* **Questions on the material**
1. Using the excerpt on Medicare drug pricing, decide whether each statement agrees with it: (a) Commissioner Jack Hoadley said it would make sense to have many vendors for the DVP; (b) the CMS report says rebates don't necessarily amount to savings for beneficiaries and Medicare; (c) beneficiary cost sharing is based on the list price. For each, answer yes or no and quote the words of the excerpt that decide it.
2. Write out word for word the passage of the excerpt on Medicare drug pricing starting at "March 14, 2017" and ending at "of the benefit.".

* **Excerpt**
——

With respect to the DVP, Commissioner Jack Hoadley stated it would make sense to have only a few vendors so that they would be able to consolidate buying power and negotiate good prices. Commissioner Brian DeBusk, on the other hand, commended staff for leaving flexibility in the DVP program design to encourage a variety of entities to bid on being a vendor. Overall, the Commissioners were largely supportive of the DVP. They agreed that it essentially amounted to an early form of government negotiation for prescription drugs. Commissioner Pat Wang believes that the DVP is “very much worth trying to detail out.”

March 14, 2017

CMS Releases Report on Drug Rebates


The Centers for Medicare and Medicaid Services (CMS) has released a new report highlighting the growth in rebates from drug manufacturers to pharmacy benefit managers (PBMs) and insurers. However, the report notes that these rebates don’t necessarily amount to savings for beneficiaries and Medicare. Rebates paid by manufactures are referred to as “Direct and Indirect Remuneration” (DIR) by CMS, and such rebates are allegedly increasingly allowing for private Part D insurers to keep costs down, but are less impactful for keeping beneficiary cost sharing low and for holding down Medicare spending in the catastrophic phase of the benefit.

The report highlights the problem of a pricing scheme where manufacturers introduce drugs at a high list price (“point-of-sale”), with the expectation that the initial price will somehow be negotiated downward, “the cost of rebates and other price concessions received after the point-of-sale, is built into the list price charged at the point-of-sale.” Since beneficiary cost sharing is based on the list price, and because Medicare absorbs most costs in the catastrophic benefit, high list prices contribute to high spending for both beneficiaries and the program.

——

* **Data shown**
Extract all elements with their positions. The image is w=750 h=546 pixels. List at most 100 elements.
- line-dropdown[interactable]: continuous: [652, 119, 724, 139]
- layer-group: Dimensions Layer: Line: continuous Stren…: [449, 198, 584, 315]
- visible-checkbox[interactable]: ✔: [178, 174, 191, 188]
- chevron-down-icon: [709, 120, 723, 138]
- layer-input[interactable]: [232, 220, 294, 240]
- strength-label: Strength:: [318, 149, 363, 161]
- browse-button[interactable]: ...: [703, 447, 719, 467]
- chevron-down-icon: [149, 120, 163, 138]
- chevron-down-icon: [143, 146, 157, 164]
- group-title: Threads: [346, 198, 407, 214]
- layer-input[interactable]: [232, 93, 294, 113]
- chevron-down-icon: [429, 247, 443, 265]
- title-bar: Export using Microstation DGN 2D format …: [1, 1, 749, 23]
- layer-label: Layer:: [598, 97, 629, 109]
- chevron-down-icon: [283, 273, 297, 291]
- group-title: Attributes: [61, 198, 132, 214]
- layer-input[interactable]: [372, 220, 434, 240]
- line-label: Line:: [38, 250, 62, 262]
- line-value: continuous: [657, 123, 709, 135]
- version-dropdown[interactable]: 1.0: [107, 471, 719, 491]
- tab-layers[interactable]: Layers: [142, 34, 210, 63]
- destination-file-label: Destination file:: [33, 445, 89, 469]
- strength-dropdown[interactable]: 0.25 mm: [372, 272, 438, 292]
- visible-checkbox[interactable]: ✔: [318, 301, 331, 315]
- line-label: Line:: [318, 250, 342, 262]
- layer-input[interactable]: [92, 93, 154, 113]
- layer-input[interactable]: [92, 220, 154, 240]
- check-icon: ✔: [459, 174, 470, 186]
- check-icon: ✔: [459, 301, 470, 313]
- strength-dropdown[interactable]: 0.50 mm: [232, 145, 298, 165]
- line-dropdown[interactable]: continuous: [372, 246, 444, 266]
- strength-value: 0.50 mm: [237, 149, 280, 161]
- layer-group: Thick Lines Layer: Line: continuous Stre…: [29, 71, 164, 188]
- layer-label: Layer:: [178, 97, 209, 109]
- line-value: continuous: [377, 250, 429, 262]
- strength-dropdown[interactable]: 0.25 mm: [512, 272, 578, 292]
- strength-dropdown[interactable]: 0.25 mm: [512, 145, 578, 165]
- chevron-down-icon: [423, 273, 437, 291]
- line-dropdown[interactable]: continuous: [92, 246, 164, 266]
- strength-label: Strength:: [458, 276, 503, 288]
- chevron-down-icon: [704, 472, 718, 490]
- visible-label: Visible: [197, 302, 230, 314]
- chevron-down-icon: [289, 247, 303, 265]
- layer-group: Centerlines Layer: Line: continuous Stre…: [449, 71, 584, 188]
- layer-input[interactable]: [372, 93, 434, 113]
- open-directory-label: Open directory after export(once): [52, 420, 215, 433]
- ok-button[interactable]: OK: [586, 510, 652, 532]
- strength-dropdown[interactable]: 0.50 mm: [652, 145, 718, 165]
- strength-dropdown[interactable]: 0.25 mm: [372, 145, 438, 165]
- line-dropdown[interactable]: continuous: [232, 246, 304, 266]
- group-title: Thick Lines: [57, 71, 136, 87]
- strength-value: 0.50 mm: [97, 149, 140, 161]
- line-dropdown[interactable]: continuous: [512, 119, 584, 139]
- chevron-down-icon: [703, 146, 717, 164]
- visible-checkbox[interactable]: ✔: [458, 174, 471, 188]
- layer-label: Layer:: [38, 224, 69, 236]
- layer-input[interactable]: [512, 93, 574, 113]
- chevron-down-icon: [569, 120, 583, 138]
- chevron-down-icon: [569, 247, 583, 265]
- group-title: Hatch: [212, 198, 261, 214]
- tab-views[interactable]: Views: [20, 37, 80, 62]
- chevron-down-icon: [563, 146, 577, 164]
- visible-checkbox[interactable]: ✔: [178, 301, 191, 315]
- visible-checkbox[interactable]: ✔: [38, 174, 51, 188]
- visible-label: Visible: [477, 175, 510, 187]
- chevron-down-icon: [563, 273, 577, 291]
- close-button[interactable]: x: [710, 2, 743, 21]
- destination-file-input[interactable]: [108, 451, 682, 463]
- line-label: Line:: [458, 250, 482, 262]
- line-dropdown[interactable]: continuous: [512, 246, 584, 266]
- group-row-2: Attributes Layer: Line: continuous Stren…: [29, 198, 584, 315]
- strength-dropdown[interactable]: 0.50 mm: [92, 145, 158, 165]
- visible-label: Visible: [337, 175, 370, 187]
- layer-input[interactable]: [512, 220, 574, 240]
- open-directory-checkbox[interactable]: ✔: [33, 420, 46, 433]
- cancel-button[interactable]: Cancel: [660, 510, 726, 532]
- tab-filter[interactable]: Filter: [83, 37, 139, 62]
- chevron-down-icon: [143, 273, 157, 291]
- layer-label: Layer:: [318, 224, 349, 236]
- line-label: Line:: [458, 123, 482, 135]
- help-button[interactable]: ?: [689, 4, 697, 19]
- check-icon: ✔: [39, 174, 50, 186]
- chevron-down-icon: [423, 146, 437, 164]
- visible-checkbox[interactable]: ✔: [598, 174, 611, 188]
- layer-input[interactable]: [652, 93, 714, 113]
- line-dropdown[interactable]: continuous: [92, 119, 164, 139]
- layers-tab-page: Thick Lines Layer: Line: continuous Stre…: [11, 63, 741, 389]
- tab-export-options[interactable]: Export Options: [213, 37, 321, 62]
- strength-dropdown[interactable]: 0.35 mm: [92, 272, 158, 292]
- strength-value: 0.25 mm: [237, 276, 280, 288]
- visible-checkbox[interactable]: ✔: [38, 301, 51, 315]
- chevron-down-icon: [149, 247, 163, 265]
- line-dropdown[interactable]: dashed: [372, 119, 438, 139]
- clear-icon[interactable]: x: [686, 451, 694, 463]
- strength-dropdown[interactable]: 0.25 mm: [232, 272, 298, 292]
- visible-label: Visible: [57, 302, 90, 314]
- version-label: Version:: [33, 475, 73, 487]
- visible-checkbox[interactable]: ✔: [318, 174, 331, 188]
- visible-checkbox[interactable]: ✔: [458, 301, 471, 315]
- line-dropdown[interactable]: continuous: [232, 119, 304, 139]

——

* **Answer list**
1.
(a) No: "it would make sense to have only a few vendors"
(b) Yes: "these rebates don’t necessarily amount to savings for beneficiaries and Medicare"
(c) Yes: "Since beneficiary cost sharing is based on the list price"

2.
March 14, 2017

CMS Releases Report on Drug Rebates


The Centers for Medicare and Medicaid Services (CMS) has released a new report highlighting the growth in rebates from drug manufacturers to pharmacy benefit managers (PBMs) and insurers. However, the report notes that these rebates don’t necessarily amount to savings for beneficiaries and Medicare. Rebates paid by manufactures are referred to as “Direct and Indirect Remuneration” (DIR) by CMS, and such rebates are allegedly increasingly allowing for private Part D insurers to keep costs down, but are less impactful for keeping beneficiary cost sharing low and for holding down Medicare spending in the catastrophic phase of the benefit.